** START Record set **

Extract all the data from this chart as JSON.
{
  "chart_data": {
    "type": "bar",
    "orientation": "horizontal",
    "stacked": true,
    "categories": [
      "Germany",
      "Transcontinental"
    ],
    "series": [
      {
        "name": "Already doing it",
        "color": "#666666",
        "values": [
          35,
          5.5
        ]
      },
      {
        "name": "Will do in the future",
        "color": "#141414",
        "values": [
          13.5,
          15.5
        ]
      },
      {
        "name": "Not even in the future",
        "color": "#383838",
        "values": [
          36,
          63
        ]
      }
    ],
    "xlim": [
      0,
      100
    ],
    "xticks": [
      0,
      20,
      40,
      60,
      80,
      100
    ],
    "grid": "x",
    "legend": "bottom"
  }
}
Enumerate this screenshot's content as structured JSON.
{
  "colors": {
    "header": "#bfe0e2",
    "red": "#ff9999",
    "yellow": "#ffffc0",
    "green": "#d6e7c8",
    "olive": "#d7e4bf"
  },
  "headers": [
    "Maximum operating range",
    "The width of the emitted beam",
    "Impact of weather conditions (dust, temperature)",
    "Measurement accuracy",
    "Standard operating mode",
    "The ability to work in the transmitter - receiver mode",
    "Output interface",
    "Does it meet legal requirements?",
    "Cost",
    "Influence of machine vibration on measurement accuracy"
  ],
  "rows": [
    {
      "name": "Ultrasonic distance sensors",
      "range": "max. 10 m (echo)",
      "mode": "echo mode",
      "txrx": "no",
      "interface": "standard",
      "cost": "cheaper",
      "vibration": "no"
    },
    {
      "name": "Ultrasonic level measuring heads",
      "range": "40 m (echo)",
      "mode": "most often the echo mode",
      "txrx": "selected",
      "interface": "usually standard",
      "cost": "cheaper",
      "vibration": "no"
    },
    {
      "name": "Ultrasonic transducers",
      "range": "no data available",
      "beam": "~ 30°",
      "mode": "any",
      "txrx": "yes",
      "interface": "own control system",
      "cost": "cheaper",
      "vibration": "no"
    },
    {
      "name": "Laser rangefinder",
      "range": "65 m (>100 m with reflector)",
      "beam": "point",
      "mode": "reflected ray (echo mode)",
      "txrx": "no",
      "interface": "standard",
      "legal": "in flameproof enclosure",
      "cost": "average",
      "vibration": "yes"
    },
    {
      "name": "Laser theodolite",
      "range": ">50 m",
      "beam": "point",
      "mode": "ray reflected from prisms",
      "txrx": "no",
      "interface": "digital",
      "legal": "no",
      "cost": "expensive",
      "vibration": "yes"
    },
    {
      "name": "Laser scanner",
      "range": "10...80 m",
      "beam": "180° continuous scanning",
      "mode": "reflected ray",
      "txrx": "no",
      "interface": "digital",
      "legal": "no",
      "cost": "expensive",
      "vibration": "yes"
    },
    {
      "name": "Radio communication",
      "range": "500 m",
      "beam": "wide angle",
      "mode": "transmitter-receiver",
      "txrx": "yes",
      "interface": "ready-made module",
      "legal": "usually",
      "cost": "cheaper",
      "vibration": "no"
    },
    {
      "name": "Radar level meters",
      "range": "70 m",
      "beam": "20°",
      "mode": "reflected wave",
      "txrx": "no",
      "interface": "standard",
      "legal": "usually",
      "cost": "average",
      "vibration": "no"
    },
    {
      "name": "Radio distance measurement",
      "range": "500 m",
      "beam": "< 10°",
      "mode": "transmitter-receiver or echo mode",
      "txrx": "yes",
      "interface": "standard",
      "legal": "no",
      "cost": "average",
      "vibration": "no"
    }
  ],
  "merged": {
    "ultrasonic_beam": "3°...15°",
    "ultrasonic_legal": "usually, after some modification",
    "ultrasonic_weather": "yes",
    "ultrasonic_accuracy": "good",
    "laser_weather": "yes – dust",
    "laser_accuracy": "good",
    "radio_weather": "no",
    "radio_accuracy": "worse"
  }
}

** END Record set **

§ Instruction
Repeat each of the entries above precisely as given.

§ Output
Extract all the data from this chart as JSON.
{
  "chart_data": {
    "type": "bar",
    "orientation": "horizontal",
    "stacked": true,
    "categories": [
      "Germany",
      "Transcontinental"
    ],
    "series": [
      {
        "name": "Already doing it",
        "color": "#666666",
        "values": [
          35,
          5.5
        ]
      },
      {
        "name": "Will do in the future",
        "color": "#141414",
        "values": [
          13.5,
          15.5
        ]
      },
      {
        "name": "Not even in the future",
        "color": "#383838",
        "values": [
          36,
          63
        ]
      }
    ],
    "xlim": [
      0,
      100
    ],
    "xticks": [
      0,
      20,
      40,
      60,
      80,
      100
    ],
    "grid": "x",
    "legend": "bottom"
  }
}
Enumerate this screenshot's content as structured JSON.
{
  "colors": {
    "header": "#bfe0e2",
    "red": "#ff9999",
    "yellow": "#ffffc0",
    "green": "#d6e7c8",
    "olive": "#d7e4bf"
  },
  "headers": [
    "Maximum operating range",
    "The width of the emitted beam",
    "Impact of weather conditions (dust, temperature)",
    "Measurement accuracy",
    "Standard operating mode",
    "The ability to work in the transmitter - receiver mode",
    "Output interface",
    "Does it meet legal requirements?",
    "Cost",
    "Influence of machine vibration on measurement accuracy"
  ],
  "rows": [
    {
      "name": "Ultrasonic distance sensors",
      "range": "max. 10 m (echo)",
      "mode": "echo mode",
      "txrx": "no",
      "interface": "standard",
      "cost": "cheaper",
      "vibration": "no"
    },
    {
      "name": "Ultrasonic level measuring heads",
      "range": "40 m (echo)",
      "mode": "most often the echo mode",
      "txrx": "selected",
      "interface": "usually standard",
      "cost": "cheaper",
      "vibration": "no"
    },
    {
      "name": "Ultrasonic transducers",
      "range": "no data available",
      "beam": "~ 30°",
      "mode": "any",
      "txrx": "yes",
      "interface": "own control system",
      "cost": "cheaper",
      "vibration": "no"
    },
    {
      "name": "Laser rangefinder",
      "range": "65 m (>100 m with reflector)",
      "beam": "point",
      "mode": "reflected ray (echo mode)",
      "txrx": "no",
      "interface": "standard",
      "legal": "in flameproof enclosure",
      "cost": "average",
      "vibration": "yes"
    },
    {
      "name": "Laser theodolite",
      "range": ">50 m",
      "beam": "point",
      "mode": "ray reflected from prisms",
      "txrx": "no",
      "interface": "digital",
      "legal": "no",
      "cost": "expensive",
      "vibration": "yes"
    },
    {
      "name": "Laser scanner",
      "range": "10...80 m",
      "beam": "180° continuous scanning",
      "mode": "reflected ray",
      "txrx": "no",
      "interface": "digital",
      "legal": "no",
      "cost": "expensive",
      "vibration": "yes"
    },
    {
      "name": "Radio communication",
      "range": "500 m",
      "beam": "wide angle",
      "mode": "transmitter-receiver",
      "txrx": "yes",
      "interface": "ready-made module",
      "legal": "usually",
      "cost": "cheaper",
      "vibration": "no"
    },
    {
      "name": "Radar level meters",
      "range": "70 m",
      "beam": "20°",
      "mode": "reflected wave",
      "txrx": "no",
      "interface": "standard",
      "legal": "usually",
      "cost": "average",
      "vibration": "no"
    },
    {
      "name": "Radio distance measurement",
      "range": "500 m",
      "beam": "< 10°",
      "mode": "transmitter-receiver or echo mode",
      "txrx": "yes",
      "interface": "standard",
      "legal": "no",
      "cost": "average",
      "vibration": "no"
    }
  ],
  "merged": {
    "ultrasonic_beam": "3°...15°",
    "ultrasonic_legal": "usually, after some modification",
    "ultrasonic_weather": "yes",
    "ultrasonic_accuracy": "good",
    "laser_weather": "yes – dust",
    "laser_accuracy": "good",
    "radio_weather": "no",
    "radio_accuracy": "worse"
  }
}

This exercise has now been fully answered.